─── Data ───

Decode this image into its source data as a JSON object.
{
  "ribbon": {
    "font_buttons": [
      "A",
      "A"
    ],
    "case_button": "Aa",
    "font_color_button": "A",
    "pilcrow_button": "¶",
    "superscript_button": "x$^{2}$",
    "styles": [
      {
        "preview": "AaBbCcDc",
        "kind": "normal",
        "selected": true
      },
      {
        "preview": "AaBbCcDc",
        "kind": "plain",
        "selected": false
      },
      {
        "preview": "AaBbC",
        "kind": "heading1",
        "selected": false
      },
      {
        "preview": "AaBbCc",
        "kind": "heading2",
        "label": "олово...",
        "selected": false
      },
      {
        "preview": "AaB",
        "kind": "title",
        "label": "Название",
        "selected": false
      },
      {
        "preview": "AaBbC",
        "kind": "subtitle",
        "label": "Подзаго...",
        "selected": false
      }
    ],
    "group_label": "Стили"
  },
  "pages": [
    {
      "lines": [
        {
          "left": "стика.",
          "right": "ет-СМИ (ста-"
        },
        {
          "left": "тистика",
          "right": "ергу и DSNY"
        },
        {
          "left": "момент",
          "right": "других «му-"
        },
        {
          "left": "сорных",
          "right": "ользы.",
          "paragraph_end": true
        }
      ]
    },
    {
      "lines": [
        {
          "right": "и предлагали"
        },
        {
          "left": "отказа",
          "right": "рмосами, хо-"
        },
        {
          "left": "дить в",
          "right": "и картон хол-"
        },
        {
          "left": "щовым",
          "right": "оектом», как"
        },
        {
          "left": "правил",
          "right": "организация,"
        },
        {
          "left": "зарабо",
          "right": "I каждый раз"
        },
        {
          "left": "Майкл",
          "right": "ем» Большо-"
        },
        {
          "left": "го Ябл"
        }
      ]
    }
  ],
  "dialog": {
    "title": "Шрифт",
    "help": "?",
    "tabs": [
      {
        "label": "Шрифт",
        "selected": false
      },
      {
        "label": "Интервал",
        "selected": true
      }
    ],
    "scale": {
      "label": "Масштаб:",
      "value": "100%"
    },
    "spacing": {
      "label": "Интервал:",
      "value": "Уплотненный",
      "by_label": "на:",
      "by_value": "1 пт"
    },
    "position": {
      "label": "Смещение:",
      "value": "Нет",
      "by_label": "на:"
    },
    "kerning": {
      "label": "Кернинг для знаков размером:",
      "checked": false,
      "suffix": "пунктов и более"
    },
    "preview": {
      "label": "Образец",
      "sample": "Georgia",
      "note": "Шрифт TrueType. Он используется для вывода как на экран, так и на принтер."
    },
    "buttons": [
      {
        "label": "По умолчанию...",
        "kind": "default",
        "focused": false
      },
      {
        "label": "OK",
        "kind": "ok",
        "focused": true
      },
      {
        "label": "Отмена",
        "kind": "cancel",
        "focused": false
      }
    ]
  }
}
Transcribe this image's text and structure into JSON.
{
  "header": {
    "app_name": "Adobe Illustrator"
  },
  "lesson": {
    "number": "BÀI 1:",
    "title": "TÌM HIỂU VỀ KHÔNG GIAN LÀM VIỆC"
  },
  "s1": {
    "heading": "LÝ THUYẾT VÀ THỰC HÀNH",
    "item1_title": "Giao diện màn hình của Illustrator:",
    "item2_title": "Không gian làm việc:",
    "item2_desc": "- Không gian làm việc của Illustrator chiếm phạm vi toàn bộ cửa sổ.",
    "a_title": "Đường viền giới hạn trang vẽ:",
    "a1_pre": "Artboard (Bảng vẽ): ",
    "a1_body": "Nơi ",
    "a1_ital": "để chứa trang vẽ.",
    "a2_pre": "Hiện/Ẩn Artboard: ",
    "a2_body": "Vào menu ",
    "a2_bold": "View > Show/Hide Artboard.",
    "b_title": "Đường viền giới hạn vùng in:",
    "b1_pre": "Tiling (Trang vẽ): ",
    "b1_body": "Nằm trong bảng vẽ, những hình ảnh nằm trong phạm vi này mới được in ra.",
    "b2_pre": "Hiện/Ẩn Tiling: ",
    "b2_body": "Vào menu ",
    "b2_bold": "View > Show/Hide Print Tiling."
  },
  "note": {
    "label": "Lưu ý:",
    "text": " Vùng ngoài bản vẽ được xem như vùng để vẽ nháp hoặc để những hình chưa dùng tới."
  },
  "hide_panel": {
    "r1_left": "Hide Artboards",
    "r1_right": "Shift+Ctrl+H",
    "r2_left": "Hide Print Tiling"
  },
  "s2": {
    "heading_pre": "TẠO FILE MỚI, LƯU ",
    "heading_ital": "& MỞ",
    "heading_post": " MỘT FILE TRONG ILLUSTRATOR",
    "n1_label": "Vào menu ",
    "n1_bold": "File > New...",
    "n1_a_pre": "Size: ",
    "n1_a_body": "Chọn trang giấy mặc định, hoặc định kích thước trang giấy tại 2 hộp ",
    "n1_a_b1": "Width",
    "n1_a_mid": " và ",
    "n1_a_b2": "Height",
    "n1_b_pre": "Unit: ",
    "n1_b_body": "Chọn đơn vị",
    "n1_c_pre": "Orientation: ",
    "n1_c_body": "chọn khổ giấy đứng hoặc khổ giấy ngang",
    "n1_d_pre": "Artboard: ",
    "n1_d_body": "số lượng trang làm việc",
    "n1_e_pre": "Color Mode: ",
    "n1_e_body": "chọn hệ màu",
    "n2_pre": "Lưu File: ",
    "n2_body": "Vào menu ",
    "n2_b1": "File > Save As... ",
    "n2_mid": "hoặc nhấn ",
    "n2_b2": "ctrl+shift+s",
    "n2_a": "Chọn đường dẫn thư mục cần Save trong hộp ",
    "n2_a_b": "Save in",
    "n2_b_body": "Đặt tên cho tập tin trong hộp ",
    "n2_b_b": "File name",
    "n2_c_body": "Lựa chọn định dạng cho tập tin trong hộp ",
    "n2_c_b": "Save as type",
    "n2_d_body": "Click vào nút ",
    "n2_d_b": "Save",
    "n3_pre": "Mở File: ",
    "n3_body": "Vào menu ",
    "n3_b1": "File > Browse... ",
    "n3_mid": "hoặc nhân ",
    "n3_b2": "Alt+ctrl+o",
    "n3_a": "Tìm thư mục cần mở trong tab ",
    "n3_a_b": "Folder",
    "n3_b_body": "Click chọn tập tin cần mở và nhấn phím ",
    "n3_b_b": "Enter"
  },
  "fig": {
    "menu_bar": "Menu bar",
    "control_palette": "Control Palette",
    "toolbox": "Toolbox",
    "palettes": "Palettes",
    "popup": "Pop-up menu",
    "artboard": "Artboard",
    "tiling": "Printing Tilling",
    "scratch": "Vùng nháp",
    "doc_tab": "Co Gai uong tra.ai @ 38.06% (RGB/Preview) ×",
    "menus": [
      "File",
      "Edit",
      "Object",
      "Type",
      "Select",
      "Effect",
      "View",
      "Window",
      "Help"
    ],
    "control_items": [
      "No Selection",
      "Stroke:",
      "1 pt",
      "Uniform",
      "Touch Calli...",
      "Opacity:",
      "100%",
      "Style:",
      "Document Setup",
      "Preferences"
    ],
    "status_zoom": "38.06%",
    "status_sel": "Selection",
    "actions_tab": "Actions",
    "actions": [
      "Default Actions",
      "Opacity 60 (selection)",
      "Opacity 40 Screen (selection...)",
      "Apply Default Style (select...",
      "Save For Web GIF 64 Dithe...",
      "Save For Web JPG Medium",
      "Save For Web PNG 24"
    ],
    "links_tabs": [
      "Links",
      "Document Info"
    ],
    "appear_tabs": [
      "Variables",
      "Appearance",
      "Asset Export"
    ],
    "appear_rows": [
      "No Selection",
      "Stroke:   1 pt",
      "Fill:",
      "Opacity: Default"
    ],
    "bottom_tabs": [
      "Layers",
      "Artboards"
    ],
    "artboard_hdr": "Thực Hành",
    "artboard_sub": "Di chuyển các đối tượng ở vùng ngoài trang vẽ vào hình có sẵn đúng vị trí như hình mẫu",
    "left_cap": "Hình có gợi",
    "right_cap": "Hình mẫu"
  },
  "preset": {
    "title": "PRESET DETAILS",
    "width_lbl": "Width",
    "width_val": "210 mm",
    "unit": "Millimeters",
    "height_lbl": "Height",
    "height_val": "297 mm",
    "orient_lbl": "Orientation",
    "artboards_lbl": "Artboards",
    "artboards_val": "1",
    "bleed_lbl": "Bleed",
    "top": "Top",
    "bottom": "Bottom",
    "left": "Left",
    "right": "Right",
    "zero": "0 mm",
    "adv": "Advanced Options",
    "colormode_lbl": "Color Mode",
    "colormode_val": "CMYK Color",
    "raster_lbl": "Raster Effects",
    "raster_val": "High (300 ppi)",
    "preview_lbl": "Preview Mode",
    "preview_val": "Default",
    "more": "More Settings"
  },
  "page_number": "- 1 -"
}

───

What to produce - State the number of lines in these entries that include the string "phạm". Provide nothing beyond that number.

Result of the task - 2